> [OBJECTIVE]
Rewrite each line of the records below as a single numbered list, omitting any blank lines.
'''
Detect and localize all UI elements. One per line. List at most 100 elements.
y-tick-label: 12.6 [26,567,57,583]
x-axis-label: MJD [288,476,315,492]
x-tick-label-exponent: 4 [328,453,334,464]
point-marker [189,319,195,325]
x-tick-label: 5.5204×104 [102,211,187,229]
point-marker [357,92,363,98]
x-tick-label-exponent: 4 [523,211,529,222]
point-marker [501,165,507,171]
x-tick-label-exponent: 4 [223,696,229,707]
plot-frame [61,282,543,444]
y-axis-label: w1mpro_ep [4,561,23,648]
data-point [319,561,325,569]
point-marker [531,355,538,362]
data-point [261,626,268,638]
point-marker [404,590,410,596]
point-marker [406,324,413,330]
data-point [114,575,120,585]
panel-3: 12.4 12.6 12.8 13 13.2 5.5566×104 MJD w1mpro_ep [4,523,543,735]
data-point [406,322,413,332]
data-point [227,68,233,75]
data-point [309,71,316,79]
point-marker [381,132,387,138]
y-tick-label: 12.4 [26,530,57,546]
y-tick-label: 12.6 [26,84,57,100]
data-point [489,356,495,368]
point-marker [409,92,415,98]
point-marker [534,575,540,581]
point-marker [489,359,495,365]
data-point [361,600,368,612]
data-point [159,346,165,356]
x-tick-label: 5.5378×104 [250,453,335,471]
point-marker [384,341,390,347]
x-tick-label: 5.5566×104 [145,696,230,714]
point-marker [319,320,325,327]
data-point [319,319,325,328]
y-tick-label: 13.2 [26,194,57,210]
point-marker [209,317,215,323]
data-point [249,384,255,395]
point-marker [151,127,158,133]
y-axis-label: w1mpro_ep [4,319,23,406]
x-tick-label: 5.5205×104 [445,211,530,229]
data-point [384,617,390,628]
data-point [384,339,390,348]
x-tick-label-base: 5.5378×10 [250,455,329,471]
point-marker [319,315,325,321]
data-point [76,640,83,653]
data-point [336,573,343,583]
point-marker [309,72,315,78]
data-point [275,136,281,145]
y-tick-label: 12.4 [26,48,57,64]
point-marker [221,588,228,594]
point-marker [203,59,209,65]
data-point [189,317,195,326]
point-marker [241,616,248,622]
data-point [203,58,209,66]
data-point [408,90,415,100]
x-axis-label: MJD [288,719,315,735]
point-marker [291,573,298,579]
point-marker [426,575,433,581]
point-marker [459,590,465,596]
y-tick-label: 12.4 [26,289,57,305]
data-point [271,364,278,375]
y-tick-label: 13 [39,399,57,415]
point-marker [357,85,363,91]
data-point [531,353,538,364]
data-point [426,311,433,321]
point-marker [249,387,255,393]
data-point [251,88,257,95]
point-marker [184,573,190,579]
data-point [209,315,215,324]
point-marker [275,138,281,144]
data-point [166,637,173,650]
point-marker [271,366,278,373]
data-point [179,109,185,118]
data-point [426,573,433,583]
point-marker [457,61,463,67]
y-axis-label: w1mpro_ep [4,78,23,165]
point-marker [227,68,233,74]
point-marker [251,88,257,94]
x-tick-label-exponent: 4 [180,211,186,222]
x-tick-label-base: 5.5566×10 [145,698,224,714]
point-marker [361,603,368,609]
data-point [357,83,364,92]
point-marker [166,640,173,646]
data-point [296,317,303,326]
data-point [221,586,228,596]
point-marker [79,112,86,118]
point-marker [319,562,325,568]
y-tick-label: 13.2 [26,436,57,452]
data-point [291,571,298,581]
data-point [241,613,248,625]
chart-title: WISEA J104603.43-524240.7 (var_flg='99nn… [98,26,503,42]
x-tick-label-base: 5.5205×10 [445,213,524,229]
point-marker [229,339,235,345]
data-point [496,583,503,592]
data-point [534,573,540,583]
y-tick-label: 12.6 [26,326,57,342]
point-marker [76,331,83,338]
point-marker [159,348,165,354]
'''
> [OUTPUT FOR THIS TASK]
1. Detect and localize all UI elements. One per line. List at most 100 elements.
2. y-tick-label: 12.6 [26,567,57,583]
3. x-axis-label: MJD [288,476,315,492]
4. x-tick-label-exponent: 4 [328,453,334,464]
5. point-marker [189,319,195,325]
6. x-tick-label: 5.5204×104 [102,211,187,229]
7. point-marker [357,92,363,98]
8. x-tick-label-exponent: 4 [523,211,529,222]
9. point-marker [501,165,507,171]
10. x-tick-label-exponent: 4 [223,696,229,707]
11. plot-frame [61,282,543,444]
12. y-axis-label: w1mpro_ep [4,561,23,648]
13. data-point [319,561,325,569]
14. point-marker [531,355,538,362]
15. data-point [261,626,268,638]
16. point-marker [404,590,410,596]
17. point-marker [406,324,413,330]
18. data-point [114,575,120,585]
19. panel-3: 12.4 12.6 12.8 13 13.2 5.5566×104 MJD w1mpro_ep [4,523,543,735]
20. data-point [406,322,413,332]
21. data-point [227,68,233,75]
22. data-point [309,71,316,79]
23. point-marker [381,132,387,138]
24. y-tick-label: 12.4 [26,530,57,546]
25. y-tick-label: 12.6 [26,84,57,100]
26. data-point [489,356,495,368]
27. point-marker [409,92,415,98]
28. point-marker [534,575,540,581]
29. point-marker [489,359,495,365]
30. data-point [361,600,368,612]
31. data-point [159,346,165,356]
32. x-tick-label: 5.5378×104 [250,453,335,471]
33. point-marker [384,341,390,347]
34. x-tick-label: 5.5566×104 [145,696,230,714]
35. point-marker [319,320,325,327]
36. data-point [319,319,325,328]
37. y-tick-label: 13.2 [26,194,57,210]
38. point-marker [209,317,215,323]
39. data-point [249,384,255,395]
40. point-marker [151,127,158,133]
41. y-axis-label: w1mpro_ep [4,319,23,406]
42. x-tick-label: 5.5205×104 [445,211,530,229]
43. data-point [384,617,390,628]
44. data-point [384,339,390,348]
45. x-tick-label-base: 5.5378×10 [250,455,329,471]
46. point-marker [319,315,325,321]
47. data-point [76,640,83,653]
48. data-point [336,573,343,583]
49. point-marker [309,72,315,78]
50. data-point [275,136,281,145]
51. y-tick-label: 12.4 [26,48,57,64]
52. point-marker [221,588,228,594]
53. point-marker [203,59,209,65]
54. data-point [189,317,195,326]
55. point-marker [241,616,248,622]
56. data-point [203,58,209,66]
57. data-point [408,90,415,100]
58. x-axis-label: MJD [288,719,315,735]
59. point-marker [291,573,298,579]
60. point-marker [426,575,433,581]
61. point-marker [459,590,465,596]
62. y-tick-label: 12.4 [26,289,57,305]
63. data-point [271,364,278,375]
64. y-tick-label: 13 [39,399,57,415]
65. point-marker [357,85,363,91]
66. data-point [531,353,538,364]
67. data-point [426,311,433,321]
68. point-marker [249,387,255,393]
69. data-point [251,88,257,95]
70. point-marker [184,573,190,579]
71. data-point [209,315,215,324]
72. point-marker [275,138,281,144]
73. data-point [166,637,173,650]
74. point-marker [271,366,278,373]
75. data-point [179,109,185,118]
76. data-point [426,573,433,583]
77. point-marker [457,61,463,67]
78. y-axis-label: w1mpro_ep [4,78,23,165]
79. point-marker [227,68,233,74]
80. point-marker [251,88,257,94]
81. x-tick-label-exponent: 4 [180,211,186,222]
82. x-tick-label-base: 5.5566×10 [145,698,224,714]
83. point-marker [361,603,368,609]
84. data-point [357,83,364,92]
85. point-marker [166,640,173,646]
86. data-point [296,317,303,326]
87. data-point [221,586,228,596]
88. point-marker [79,112,86,118]
89. point-marker [319,562,325,568]
90. y-tick-label: 13.2 [26,436,57,452]
91. data-point [291,571,298,581]
92. data-point [241,613,248,625]
93. chart-title: WISEA J104603.43-524240.7 (var_flg='99nn… [98,26,503,42]
94. x-tick-label-base: 5.5205×10 [445,213,524,229]
95. point-marker [229,339,235,345]
96. data-point [496,583,503,592]
97. data-point [534,573,540,583]
98. y-tick-label: 12.6 [26,326,57,342]
99. point-marker [76,331,83,338]
100. point-marker [159,348,165,354]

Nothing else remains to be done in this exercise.